--- begin ---
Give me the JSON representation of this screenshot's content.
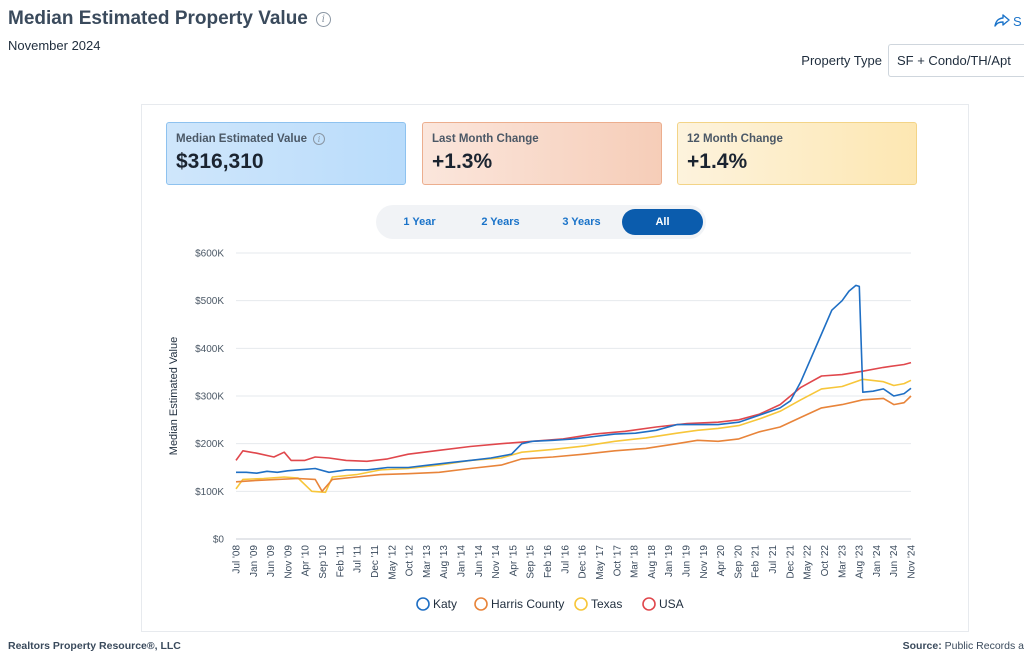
{
  "header": {
    "title": "Median Estimated Property Value",
    "subtitle": "November 2024",
    "share_label": "S",
    "property_type_label": "Property Type",
    "property_type_value": "SF + Condo/TH/Apt"
  },
  "kpis": [
    {
      "label": "Median Estimated Value",
      "value": "$316,310",
      "has_info": true
    },
    {
      "label": "Last Month Change",
      "value": "+1.3%"
    },
    {
      "label": "12 Month Change",
      "value": "+1.4%"
    }
  ],
  "range_tabs": [
    {
      "label": "1 Year",
      "active": false
    },
    {
      "label": "2 Years",
      "active": false
    },
    {
      "label": "3 Years",
      "active": false
    },
    {
      "label": "All",
      "active": true
    }
  ],
  "footer": {
    "left": "Realtors Property Resource®, LLC",
    "right_label": "Source:",
    "right_text": "Public Records a"
  },
  "colors": {
    "katy": "#1f6fc4",
    "harris": "#e8843a",
    "texas": "#f7c63a",
    "usa": "#e0474c",
    "accent": "#0b5cad"
  },
  "chart_data": {
    "type": "line",
    "title": "",
    "xlabel": "",
    "ylabel": "Median Estimated Value",
    "ylim": [
      0,
      600000
    ],
    "y_ticks": [
      0,
      100000,
      200000,
      300000,
      400000,
      500000,
      600000
    ],
    "y_tick_labels": [
      "$0",
      "$100K",
      "$200K",
      "$300K",
      "$400K",
      "$500K",
      "$600K"
    ],
    "x_tick_labels": [
      "Jul '08",
      "Jan '09",
      "Jun '09",
      "Nov '09",
      "Apr '10",
      "Sep '10",
      "Feb '11",
      "Jul '11",
      "Dec '11",
      "May '12",
      "Oct '12",
      "Mar '13",
      "Aug '13",
      "Jan '14",
      "Jun '14",
      "Nov '14",
      "Apr '15",
      "Sep '15",
      "Feb '16",
      "Jul '16",
      "Dec '16",
      "May '17",
      "Oct '17",
      "Mar '18",
      "Aug '18",
      "Jan '19",
      "Jun '19",
      "Nov '19",
      "Apr '20",
      "Sep '20",
      "Feb '21",
      "Jul '21",
      "Dec '21",
      "May '22",
      "Oct '22",
      "Mar '23",
      "Aug '23",
      "Jan '24",
      "Jun '24",
      "Nov '24"
    ],
    "x_start": "2008-07",
    "x_end": "2024-11",
    "grid": true,
    "legend_position": "bottom",
    "series": [
      {
        "name": "Katy",
        "color": "#1f6fc4",
        "points": [
          [
            "2008-07",
            140000
          ],
          [
            "2008-10",
            140000
          ],
          [
            "2009-01",
            138000
          ],
          [
            "2009-04",
            142000
          ],
          [
            "2009-07",
            140000
          ],
          [
            "2009-10",
            143000
          ],
          [
            "2010-01",
            145000
          ],
          [
            "2010-06",
            148000
          ],
          [
            "2010-10",
            140000
          ],
          [
            "2011-03",
            145000
          ],
          [
            "2011-09",
            145000
          ],
          [
            "2012-03",
            150000
          ],
          [
            "2012-09",
            150000
          ],
          [
            "2013-03",
            155000
          ],
          [
            "2013-09",
            160000
          ],
          [
            "2014-03",
            165000
          ],
          [
            "2014-09",
            170000
          ],
          [
            "2015-03",
            178000
          ],
          [
            "2015-06",
            200000
          ],
          [
            "2015-09",
            205000
          ],
          [
            "2016-03",
            207000
          ],
          [
            "2016-09",
            210000
          ],
          [
            "2017-03",
            215000
          ],
          [
            "2017-09",
            220000
          ],
          [
            "2018-03",
            222000
          ],
          [
            "2018-09",
            228000
          ],
          [
            "2019-03",
            240000
          ],
          [
            "2019-09",
            240000
          ],
          [
            "2020-03",
            240000
          ],
          [
            "2020-09",
            245000
          ],
          [
            "2021-03",
            260000
          ],
          [
            "2021-09",
            275000
          ],
          [
            "2021-12",
            290000
          ],
          [
            "2022-03",
            330000
          ],
          [
            "2022-06",
            380000
          ],
          [
            "2022-09",
            430000
          ],
          [
            "2022-12",
            480000
          ],
          [
            "2023-03",
            500000
          ],
          [
            "2023-05",
            520000
          ],
          [
            "2023-07",
            532000
          ],
          [
            "2023-08",
            530000
          ],
          [
            "2023-09",
            308000
          ],
          [
            "2023-12",
            310000
          ],
          [
            "2024-03",
            315000
          ],
          [
            "2024-06",
            300000
          ],
          [
            "2024-09",
            305000
          ],
          [
            "2024-11",
            316310
          ]
        ]
      },
      {
        "name": "Harris County",
        "color": "#e8843a",
        "points": [
          [
            "2008-07",
            120000
          ],
          [
            "2009-01",
            123000
          ],
          [
            "2009-07",
            125000
          ],
          [
            "2010-01",
            127000
          ],
          [
            "2010-06",
            125000
          ],
          [
            "2010-08",
            100000
          ],
          [
            "2010-11",
            125000
          ],
          [
            "2011-06",
            130000
          ],
          [
            "2012-01",
            135000
          ],
          [
            "2012-09",
            137000
          ],
          [
            "2013-06",
            140000
          ],
          [
            "2014-03",
            148000
          ],
          [
            "2014-12",
            155000
          ],
          [
            "2015-06",
            168000
          ],
          [
            "2016-03",
            172000
          ],
          [
            "2016-12",
            178000
          ],
          [
            "2017-09",
            185000
          ],
          [
            "2018-06",
            190000
          ],
          [
            "2019-03",
            200000
          ],
          [
            "2019-09",
            207000
          ],
          [
            "2020-03",
            205000
          ],
          [
            "2020-09",
            210000
          ],
          [
            "2021-03",
            225000
          ],
          [
            "2021-09",
            235000
          ],
          [
            "2022-03",
            255000
          ],
          [
            "2022-09",
            275000
          ],
          [
            "2023-03",
            282000
          ],
          [
            "2023-09",
            292000
          ],
          [
            "2024-03",
            295000
          ],
          [
            "2024-06",
            282000
          ],
          [
            "2024-09",
            286000
          ],
          [
            "2024-11",
            300000
          ]
        ]
      },
      {
        "name": "Texas",
        "color": "#f7c63a",
        "points": [
          [
            "2008-07",
            105000
          ],
          [
            "2008-09",
            125000
          ],
          [
            "2009-03",
            127000
          ],
          [
            "2009-09",
            130000
          ],
          [
            "2010-01",
            128000
          ],
          [
            "2010-05",
            100000
          ],
          [
            "2010-09",
            98000
          ],
          [
            "2010-11",
            130000
          ],
          [
            "2011-06",
            135000
          ],
          [
            "2012-01",
            145000
          ],
          [
            "2012-09",
            148000
          ],
          [
            "2013-06",
            155000
          ],
          [
            "2014-03",
            165000
          ],
          [
            "2014-12",
            170000
          ],
          [
            "2015-06",
            182000
          ],
          [
            "2016-03",
            188000
          ],
          [
            "2016-12",
            195000
          ],
          [
            "2017-09",
            205000
          ],
          [
            "2018-06",
            212000
          ],
          [
            "2019-03",
            222000
          ],
          [
            "2019-09",
            228000
          ],
          [
            "2020-03",
            232000
          ],
          [
            "2020-09",
            238000
          ],
          [
            "2021-03",
            252000
          ],
          [
            "2021-09",
            268000
          ],
          [
            "2022-03",
            292000
          ],
          [
            "2022-09",
            315000
          ],
          [
            "2023-03",
            320000
          ],
          [
            "2023-09",
            335000
          ],
          [
            "2024-03",
            330000
          ],
          [
            "2024-06",
            322000
          ],
          [
            "2024-09",
            326000
          ],
          [
            "2024-11",
            333000
          ]
        ]
      },
      {
        "name": "USA",
        "color": "#e0474c",
        "points": [
          [
            "2008-07",
            165000
          ],
          [
            "2008-09",
            185000
          ],
          [
            "2009-01",
            180000
          ],
          [
            "2009-06",
            172000
          ],
          [
            "2009-09",
            182000
          ],
          [
            "2009-11",
            165000
          ],
          [
            "2010-03",
            165000
          ],
          [
            "2010-06",
            172000
          ],
          [
            "2010-10",
            170000
          ],
          [
            "2011-03",
            165000
          ],
          [
            "2011-09",
            163000
          ],
          [
            "2012-03",
            168000
          ],
          [
            "2012-09",
            178000
          ],
          [
            "2013-06",
            186000
          ],
          [
            "2014-03",
            194000
          ],
          [
            "2014-12",
            200000
          ],
          [
            "2015-09",
            205000
          ],
          [
            "2016-06",
            210000
          ],
          [
            "2017-03",
            220000
          ],
          [
            "2017-12",
            226000
          ],
          [
            "2018-09",
            235000
          ],
          [
            "2019-06",
            242000
          ],
          [
            "2020-03",
            245000
          ],
          [
            "2020-09",
            250000
          ],
          [
            "2021-03",
            262000
          ],
          [
            "2021-09",
            282000
          ],
          [
            "2022-03",
            318000
          ],
          [
            "2022-09",
            342000
          ],
          [
            "2023-03",
            345000
          ],
          [
            "2023-09",
            352000
          ],
          [
            "2024-03",
            360000
          ],
          [
            "2024-09",
            366000
          ],
          [
            "2024-11",
            370000
          ]
        ]
      }
    ]
  }
}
--- end ---
#### The problem:
Of the lines in the data, how many hold the string "Median"? State the number, nothing else.

#### Response to this exercise:
3